Stated exercise 1:
Can you quote the book review of From the Pit to the Market in full, word for word?

Text block:
■ ■ ■ ■ ■ ■ ■

Diane Frost’s From the Pit to the Market is a wide-ranging account of Sierra Leone’s diamonds, past and present. The narrative takes readers from the country’s mining centers to the global market for stones, regularly contextualizing the nation and its mineral resources in much broader, regional, and international processes. As such, Frost deftly navigates a remarkable amount of source material—including colonial archives and contemporary development reports from an array of international agencies—from which she crafts an accessible, if dense, text that offers utility to a number of different groups of readers.

At the onset, Frost indicates that the book will examine the “social, economic and political role that diamonds have played in Sierra Leone’s development” (1) since their discovery during the British colonial period in the 1930s. To this end, she centers on diamonds as she takes the reader through the history of the colony-cum-independent nation. Readers will likely be at least somewhat familiar with the diamond-fueled violence that prompted the Hollywood film Blood Diamonds, as well as a variety of other popular culture contributions. In From the Pit, Frost expertly traces back through time to the origins of the conflict, residing in “more complex and deep-rooted historical, socio-economic and political factors” (1). In fact, this is one the book’s core arguments.

Frost’s other framing argument resides beyond the conclusion of the country’s brutal civil war, as she contends: “Sierra Leone has become the victim of resource predation as afar as diamonds are concerned as the search for valuable minerals or scarce resources continues unabated” (1). She subsequently paints a compelling picture of local elites and multinational mining companies colluding to enrich themselves while indifferently impoverishing the nation’s populace and draining its finite mineral resources.

■ ■ ■ ■ ■ ■ ■

Material shown:

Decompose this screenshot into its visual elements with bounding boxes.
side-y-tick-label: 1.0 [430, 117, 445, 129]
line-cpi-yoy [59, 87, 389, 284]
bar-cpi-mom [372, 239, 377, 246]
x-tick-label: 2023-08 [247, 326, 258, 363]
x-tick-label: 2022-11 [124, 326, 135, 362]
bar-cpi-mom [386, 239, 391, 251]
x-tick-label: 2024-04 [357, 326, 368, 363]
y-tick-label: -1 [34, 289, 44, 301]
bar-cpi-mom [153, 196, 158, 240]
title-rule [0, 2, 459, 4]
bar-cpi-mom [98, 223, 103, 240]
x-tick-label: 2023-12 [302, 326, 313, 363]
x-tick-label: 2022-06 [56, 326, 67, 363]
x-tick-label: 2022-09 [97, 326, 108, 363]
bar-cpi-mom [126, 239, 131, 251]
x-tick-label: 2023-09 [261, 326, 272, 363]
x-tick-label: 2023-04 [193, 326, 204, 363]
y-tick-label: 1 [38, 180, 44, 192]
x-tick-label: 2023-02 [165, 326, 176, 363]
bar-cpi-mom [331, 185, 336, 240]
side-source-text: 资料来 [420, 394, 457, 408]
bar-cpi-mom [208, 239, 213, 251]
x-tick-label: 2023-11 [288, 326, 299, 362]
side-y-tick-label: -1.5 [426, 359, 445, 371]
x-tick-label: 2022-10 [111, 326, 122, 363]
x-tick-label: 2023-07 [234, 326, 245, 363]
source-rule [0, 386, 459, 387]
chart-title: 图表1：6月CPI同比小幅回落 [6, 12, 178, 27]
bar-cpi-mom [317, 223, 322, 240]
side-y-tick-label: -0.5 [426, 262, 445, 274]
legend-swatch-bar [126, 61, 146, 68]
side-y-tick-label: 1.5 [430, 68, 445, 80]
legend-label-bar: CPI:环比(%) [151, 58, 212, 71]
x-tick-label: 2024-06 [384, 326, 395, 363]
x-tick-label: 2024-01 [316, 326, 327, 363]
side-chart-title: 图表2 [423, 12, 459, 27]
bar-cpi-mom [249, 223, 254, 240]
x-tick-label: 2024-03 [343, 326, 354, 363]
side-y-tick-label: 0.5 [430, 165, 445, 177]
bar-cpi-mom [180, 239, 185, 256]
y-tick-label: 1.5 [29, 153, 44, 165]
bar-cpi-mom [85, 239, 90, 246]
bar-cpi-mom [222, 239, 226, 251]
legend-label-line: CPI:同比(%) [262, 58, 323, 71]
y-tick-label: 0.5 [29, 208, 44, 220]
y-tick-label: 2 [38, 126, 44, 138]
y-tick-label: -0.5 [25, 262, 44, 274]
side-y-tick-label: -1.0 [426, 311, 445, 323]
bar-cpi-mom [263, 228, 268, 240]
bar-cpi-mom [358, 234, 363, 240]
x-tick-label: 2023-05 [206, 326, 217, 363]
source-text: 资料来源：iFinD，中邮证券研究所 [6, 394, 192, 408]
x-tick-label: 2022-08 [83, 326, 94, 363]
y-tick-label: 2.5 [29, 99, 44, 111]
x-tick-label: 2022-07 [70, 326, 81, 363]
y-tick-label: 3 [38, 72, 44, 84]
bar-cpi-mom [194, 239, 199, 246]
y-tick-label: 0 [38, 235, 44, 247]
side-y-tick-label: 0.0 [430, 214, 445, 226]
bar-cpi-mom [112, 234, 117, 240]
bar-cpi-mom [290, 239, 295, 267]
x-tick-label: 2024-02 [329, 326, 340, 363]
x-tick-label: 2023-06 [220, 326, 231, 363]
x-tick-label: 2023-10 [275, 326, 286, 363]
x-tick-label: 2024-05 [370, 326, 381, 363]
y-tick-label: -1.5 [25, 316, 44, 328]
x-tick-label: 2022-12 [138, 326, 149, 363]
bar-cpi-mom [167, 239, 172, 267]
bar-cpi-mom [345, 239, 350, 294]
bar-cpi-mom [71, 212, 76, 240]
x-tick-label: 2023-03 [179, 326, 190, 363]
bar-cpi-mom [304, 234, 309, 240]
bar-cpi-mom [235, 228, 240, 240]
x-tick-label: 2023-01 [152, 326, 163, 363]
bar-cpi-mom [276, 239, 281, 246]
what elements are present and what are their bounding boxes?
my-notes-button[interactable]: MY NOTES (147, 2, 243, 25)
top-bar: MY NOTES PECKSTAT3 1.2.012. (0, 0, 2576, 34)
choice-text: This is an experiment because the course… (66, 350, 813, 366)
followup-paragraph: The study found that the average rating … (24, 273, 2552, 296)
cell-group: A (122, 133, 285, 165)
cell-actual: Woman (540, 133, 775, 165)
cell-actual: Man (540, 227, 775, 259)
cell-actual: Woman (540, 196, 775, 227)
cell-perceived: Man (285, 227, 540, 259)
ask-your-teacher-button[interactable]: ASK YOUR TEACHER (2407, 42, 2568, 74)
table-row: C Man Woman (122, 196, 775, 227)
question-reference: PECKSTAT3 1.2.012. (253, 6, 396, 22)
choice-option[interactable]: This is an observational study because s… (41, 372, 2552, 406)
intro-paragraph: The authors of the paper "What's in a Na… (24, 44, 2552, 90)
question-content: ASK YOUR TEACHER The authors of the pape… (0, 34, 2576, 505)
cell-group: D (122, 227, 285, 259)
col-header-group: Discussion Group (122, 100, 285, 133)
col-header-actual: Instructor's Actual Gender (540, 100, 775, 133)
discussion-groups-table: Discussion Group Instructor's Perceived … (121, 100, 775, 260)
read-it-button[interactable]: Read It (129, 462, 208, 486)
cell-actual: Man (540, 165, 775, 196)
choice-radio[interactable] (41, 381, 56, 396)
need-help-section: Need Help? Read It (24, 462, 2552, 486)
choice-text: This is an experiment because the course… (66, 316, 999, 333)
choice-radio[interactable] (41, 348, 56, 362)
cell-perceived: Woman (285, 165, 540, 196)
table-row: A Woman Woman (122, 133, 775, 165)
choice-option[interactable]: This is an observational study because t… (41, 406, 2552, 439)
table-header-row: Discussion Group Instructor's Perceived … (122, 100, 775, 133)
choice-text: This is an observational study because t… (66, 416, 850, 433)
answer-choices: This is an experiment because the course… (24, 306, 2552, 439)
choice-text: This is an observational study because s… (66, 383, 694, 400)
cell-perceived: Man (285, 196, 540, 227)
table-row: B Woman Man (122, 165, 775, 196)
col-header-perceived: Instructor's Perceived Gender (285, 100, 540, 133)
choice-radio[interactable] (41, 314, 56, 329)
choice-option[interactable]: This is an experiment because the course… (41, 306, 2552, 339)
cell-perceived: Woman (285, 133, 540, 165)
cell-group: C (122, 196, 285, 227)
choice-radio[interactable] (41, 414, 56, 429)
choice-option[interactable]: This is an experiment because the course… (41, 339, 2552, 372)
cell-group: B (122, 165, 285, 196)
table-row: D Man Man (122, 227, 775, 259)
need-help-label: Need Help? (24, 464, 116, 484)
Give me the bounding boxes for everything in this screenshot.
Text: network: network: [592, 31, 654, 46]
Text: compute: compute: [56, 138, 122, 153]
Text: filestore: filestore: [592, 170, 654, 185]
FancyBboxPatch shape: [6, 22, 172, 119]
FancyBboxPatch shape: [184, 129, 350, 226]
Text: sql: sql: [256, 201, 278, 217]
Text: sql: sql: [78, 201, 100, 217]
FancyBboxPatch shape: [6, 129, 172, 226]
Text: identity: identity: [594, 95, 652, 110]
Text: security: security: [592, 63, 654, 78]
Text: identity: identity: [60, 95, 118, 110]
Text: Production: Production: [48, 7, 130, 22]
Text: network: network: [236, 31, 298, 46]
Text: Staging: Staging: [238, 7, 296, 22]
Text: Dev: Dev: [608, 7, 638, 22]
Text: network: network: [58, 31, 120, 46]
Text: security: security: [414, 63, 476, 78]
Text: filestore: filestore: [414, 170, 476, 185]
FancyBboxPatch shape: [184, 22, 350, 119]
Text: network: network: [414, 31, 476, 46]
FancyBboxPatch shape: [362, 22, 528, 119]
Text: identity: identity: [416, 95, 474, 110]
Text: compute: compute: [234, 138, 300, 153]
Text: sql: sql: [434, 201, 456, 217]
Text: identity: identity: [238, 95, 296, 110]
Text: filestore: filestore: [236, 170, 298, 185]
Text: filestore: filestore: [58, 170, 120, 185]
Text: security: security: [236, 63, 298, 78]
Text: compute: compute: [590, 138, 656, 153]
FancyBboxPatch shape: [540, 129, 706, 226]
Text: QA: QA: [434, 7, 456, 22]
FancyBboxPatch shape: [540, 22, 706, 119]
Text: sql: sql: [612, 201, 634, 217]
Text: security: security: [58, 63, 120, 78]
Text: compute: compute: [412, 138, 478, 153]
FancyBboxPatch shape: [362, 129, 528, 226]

■ ■ ■ ■ ■ ■ ■

Stated exercise 2:
Could you set out the entries as a numbered list, from their first line through the line containing "x-tick-label: 2023-05 [206, 326, 217, 363]", both ends included, omitting blank lines and nothing else?

Finished answer 1:
Diane Frost’s From the Pit to the Market is a wide-ranging account of Sierra Leone’s diamonds, past and present. The narrative takes readers from the country’s mining centers to the global market for stones, regularly contextualizing the nation and its mineral resources in much broader, regional, and international processes. As such, Frost deftly navigates a remarkable amount of source material—including colonial archives and contemporary development reports from an array of international agencies—from which she crafts an accessible, if dense, text that offers utility to a number of different groups of readers.

At the onset, Frost indicates that the book will examine the “social, economic and political role that diamonds have played in Sierra Leone’s development” (1) since their discovery during the British colonial period in the 1930s. To this end, she centers on diamonds as she takes the reader through the history of the colony-cum-independent nation. Readers will likely be at least somewhat familiar with the diamond-fueled violence that prompted the Hollywood film Blood Diamonds, as well as a variety of other popular culture contributions. In From the Pit, Frost expertly traces back through time to the origins of the conflict, residing in “more complex and deep-rooted historical, socio-economic and political factors” (1). In fact, this is one the book’s core arguments.

Frost’s other framing argument resides beyond the conclusion of the country’s brutal civil war, as she contends: “Sierra Leone has become the victim of resource predation as afar as diamonds are concerned as the search for valuable minerals or scarce resources continues unabated” (1). She subsequently paints a compelling picture of local elites and multinational mining companies colluding to enrich themselves while indifferently impoverishing the nation’s populace and draining its finite mineral resources.

Finished answer 2:
1. Decompose this screenshot into its visual elements with bounding boxes.
2. side-y-tick-label: 1.0 [430, 117, 445, 129]
3. line-cpi-yoy [59, 87, 389, 284]
4. bar-cpi-mom [372, 239, 377, 246]
5. x-tick-label: 2023-08 [247, 326, 258, 363]
6. x-tick-label: 2022-11 [124, 326, 135, 362]
7. bar-cpi-mom [386, 239, 391, 251]
8. x-tick-label: 2024-04 [357, 326, 368, 363]
9. y-tick-label: -1 [34, 289, 44, 301]
10. bar-cpi-mom [153, 196, 158, 240]
11. title-rule [0, 2, 459, 4]
12. bar-cpi-mom [98, 223, 103, 240]
13. x-tick-label: 2023-12 [302, 326, 313, 363]
14. x-tick-label: 2022-06 [56, 326, 67, 363]
15. x-tick-label: 2022-09 [97, 326, 108, 363]
16. bar-cpi-mom [126, 239, 131, 251]
17. x-tick-label: 2023-09 [261, 326, 272, 363]
18. x-tick-label: 2023-04 [193, 326, 204, 363]
19. y-tick-label: 1 [38, 180, 44, 192]
20. x-tick-label: 2023-02 [165, 326, 176, 363]
21. bar-cpi-mom [331, 185, 336, 240]
22. side-source-text: 资料来 [420, 394, 457, 408]
23. bar-cpi-mom [208, 239, 213, 251]
24. x-tick-label: 2023-11 [288, 326, 299, 362]
25. side-y-tick-label: -1.5 [426, 359, 445, 371]
26. x-tick-label: 2022-10 [111, 326, 122, 363]
27. x-tick-label: 2023-07 [234, 326, 245, 363]
28. source-rule [0, 386, 459, 387]
29. chart-title: 图表1：6月CPI同比小幅回落 [6, 12, 178, 27]
30. bar-cpi-mom [317, 223, 322, 240]
31. side-y-tick-label: -0.5 [426, 262, 445, 274]
32. legend-swatch-bar [126, 61, 146, 68]
33. side-y-tick-label: 1.5 [430, 68, 445, 80]
34. legend-label-bar: CPI:环比(%) [151, 58, 212, 71]
35. x-tick-label: 2024-06 [384, 326, 395, 363]
36. x-tick-label: 2024-01 [316, 326, 327, 363]
37. side-chart-title: 图表2 [423, 12, 459, 27]
38. bar-cpi-mom [249, 223, 254, 240]
39. x-tick-label: 2024-03 [343, 326, 354, 363]
40. side-y-tick-label: 0.5 [430, 165, 445, 177]
41. bar-cpi-mom [180, 239, 185, 256]
42. y-tick-label: 1.5 [29, 153, 44, 165]
43. bar-cpi-mom [85, 239, 90, 246]
44. bar-cpi-mom [222, 239, 226, 251]
45. legend-label-line: CPI:同比(%) [262, 58, 323, 71]
46. y-tick-label: 0.5 [29, 208, 44, 220]
47. y-tick-label: 2 [38, 126, 44, 138]
48. y-tick-label: -0.5 [25, 262, 44, 274]
49. side-y-tick-label: -1.0 [426, 311, 445, 323]
50. bar-cpi-mom [263, 228, 268, 240]
51. bar-cpi-mom [358, 234, 363, 240]
52. x-tick-label: 2023-05 [206, 326, 217, 363]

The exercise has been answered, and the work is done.